───── Given data ─────

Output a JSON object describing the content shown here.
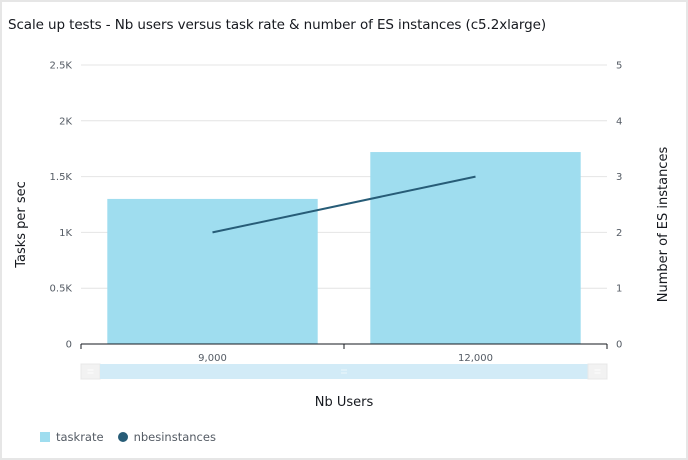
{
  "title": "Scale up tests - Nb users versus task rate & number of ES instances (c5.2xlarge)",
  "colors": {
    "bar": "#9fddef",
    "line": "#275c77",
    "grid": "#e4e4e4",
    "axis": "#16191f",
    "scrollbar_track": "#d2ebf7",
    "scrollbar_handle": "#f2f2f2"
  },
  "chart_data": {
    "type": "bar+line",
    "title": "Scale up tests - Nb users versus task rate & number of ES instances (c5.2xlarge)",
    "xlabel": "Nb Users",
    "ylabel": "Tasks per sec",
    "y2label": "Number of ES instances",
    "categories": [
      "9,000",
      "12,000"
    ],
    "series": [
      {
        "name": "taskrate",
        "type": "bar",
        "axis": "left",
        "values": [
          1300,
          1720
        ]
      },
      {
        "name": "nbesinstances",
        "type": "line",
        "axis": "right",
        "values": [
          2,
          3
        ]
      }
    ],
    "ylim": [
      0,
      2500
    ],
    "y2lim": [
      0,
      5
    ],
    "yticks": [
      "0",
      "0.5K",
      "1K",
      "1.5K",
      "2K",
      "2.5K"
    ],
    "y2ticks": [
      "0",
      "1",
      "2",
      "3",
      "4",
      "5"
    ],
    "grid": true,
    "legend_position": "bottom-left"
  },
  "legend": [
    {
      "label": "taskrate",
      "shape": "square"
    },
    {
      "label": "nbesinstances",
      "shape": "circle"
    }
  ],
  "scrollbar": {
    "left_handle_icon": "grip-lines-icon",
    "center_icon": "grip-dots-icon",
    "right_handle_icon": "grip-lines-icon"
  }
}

─────
───── Given data ─────

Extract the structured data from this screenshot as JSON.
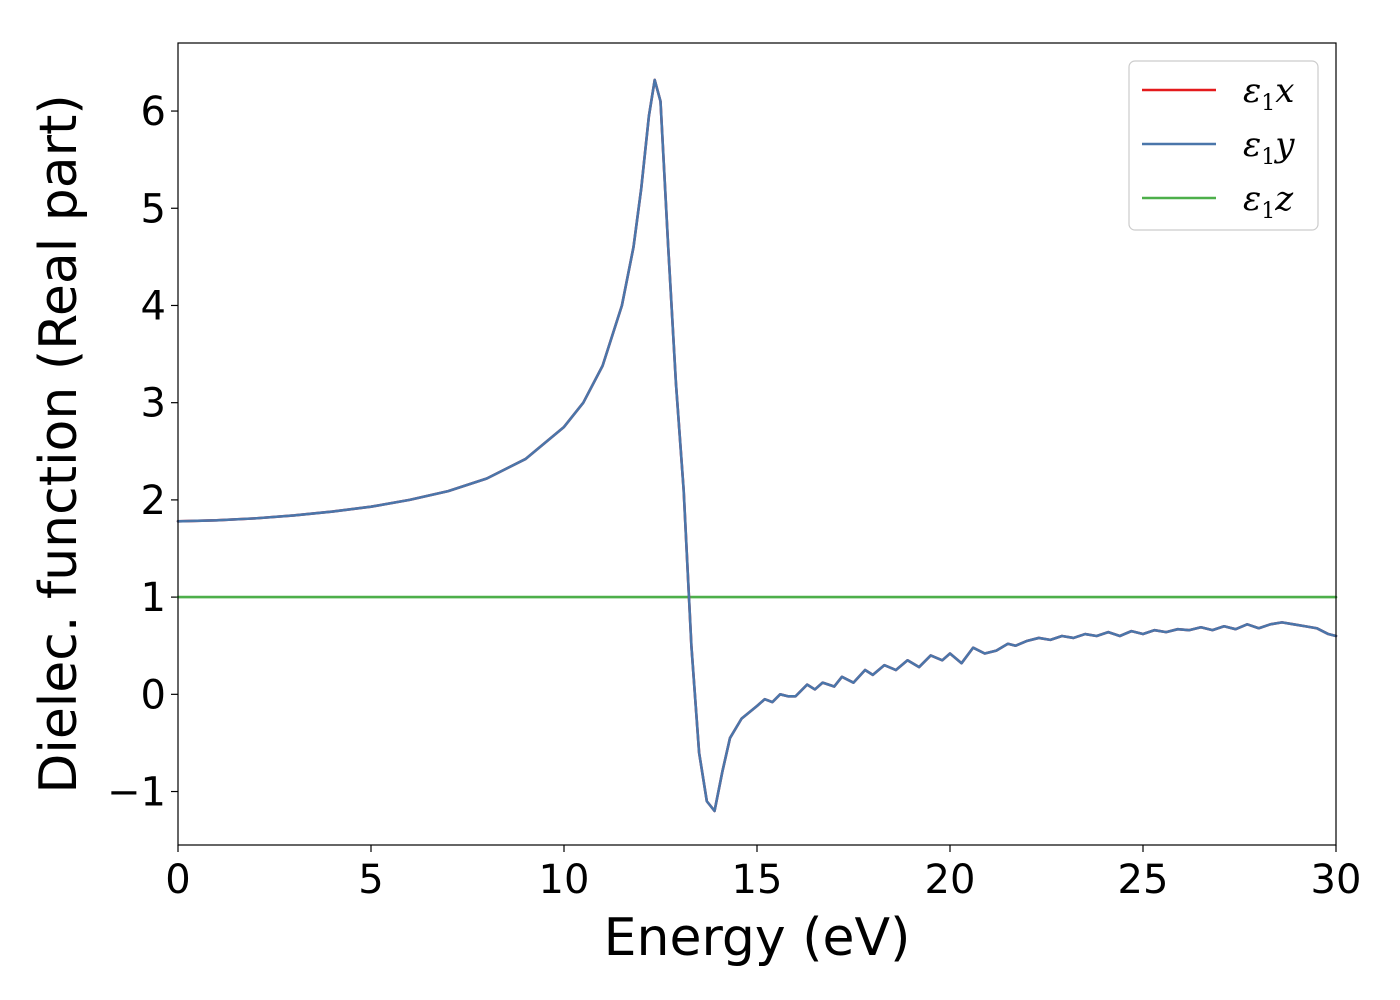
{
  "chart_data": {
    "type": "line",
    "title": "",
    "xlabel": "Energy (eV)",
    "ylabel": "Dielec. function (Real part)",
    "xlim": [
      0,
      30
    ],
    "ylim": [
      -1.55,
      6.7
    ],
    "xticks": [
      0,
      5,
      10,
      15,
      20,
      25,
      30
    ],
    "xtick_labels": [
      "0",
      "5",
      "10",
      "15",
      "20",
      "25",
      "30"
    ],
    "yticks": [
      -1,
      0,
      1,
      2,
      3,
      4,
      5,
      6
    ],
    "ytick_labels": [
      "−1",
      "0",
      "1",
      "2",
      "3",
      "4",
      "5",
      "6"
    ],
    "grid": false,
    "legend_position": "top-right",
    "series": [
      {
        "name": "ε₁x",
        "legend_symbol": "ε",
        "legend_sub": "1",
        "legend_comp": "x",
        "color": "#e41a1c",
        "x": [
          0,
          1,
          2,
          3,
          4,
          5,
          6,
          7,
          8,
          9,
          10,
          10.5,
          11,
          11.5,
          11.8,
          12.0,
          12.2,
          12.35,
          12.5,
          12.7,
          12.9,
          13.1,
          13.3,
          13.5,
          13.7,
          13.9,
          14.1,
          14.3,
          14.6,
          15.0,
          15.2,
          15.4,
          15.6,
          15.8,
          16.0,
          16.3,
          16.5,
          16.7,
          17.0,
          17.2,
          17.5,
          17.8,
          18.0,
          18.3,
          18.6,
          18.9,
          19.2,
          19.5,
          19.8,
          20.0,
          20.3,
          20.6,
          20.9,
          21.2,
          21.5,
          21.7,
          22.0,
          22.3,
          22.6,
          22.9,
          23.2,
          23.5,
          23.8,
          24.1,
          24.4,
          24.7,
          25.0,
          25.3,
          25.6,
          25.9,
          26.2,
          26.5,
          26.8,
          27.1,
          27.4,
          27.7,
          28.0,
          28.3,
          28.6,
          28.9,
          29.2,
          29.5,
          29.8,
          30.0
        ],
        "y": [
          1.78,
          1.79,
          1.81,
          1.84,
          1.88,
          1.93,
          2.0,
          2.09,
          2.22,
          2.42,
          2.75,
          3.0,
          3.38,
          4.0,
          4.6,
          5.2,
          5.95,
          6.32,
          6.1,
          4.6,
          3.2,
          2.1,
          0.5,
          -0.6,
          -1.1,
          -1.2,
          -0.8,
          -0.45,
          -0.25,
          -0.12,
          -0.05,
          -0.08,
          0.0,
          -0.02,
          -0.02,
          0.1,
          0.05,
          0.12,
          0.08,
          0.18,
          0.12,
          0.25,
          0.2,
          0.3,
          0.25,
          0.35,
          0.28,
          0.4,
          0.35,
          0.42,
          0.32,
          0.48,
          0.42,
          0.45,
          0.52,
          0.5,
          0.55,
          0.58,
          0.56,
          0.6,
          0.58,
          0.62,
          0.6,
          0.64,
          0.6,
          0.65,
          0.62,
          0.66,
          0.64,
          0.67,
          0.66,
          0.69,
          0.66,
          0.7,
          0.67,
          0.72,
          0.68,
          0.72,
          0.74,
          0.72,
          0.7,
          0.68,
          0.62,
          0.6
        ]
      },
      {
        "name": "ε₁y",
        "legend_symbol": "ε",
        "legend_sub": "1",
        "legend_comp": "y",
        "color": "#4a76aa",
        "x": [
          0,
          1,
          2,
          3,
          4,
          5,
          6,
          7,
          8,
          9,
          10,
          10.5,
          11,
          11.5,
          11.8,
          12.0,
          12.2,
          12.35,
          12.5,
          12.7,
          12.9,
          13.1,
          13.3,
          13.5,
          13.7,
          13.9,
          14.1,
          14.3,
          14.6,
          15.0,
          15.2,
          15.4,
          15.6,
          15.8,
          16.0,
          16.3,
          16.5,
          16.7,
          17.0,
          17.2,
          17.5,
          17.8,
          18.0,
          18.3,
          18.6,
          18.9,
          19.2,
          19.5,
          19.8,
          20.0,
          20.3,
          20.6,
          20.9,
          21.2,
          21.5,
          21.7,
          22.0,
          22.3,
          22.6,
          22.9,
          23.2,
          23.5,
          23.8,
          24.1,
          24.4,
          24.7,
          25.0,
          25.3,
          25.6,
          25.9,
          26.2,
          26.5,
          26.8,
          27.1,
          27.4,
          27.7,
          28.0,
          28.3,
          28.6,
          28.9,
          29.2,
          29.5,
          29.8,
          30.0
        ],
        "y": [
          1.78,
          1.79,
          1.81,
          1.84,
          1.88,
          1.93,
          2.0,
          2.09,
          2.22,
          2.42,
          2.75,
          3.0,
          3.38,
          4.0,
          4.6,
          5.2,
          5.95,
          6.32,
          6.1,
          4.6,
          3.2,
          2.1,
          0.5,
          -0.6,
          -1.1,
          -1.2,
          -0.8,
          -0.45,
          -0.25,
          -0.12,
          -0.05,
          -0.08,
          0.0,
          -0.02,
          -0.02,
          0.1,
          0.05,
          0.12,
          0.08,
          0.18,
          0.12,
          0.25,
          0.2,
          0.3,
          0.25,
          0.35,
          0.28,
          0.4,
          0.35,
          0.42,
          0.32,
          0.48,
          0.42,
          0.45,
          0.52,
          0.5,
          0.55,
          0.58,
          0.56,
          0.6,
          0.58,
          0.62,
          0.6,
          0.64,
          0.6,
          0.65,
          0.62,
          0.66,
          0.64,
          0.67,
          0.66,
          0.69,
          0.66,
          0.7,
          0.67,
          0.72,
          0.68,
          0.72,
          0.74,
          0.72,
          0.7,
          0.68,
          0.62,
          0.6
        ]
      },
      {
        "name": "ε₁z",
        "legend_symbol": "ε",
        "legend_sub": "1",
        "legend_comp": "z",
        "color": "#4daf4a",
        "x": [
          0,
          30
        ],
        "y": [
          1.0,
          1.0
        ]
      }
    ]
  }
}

─────

[The problem] Out of the records, collect only those lines that contain the string "grip".

[Finished task]
    "left_handle_icon": "grip-lines-icon",
    "center_icon": "grip-dots-icon",
    "right_handle_icon": "grip-lines-icon"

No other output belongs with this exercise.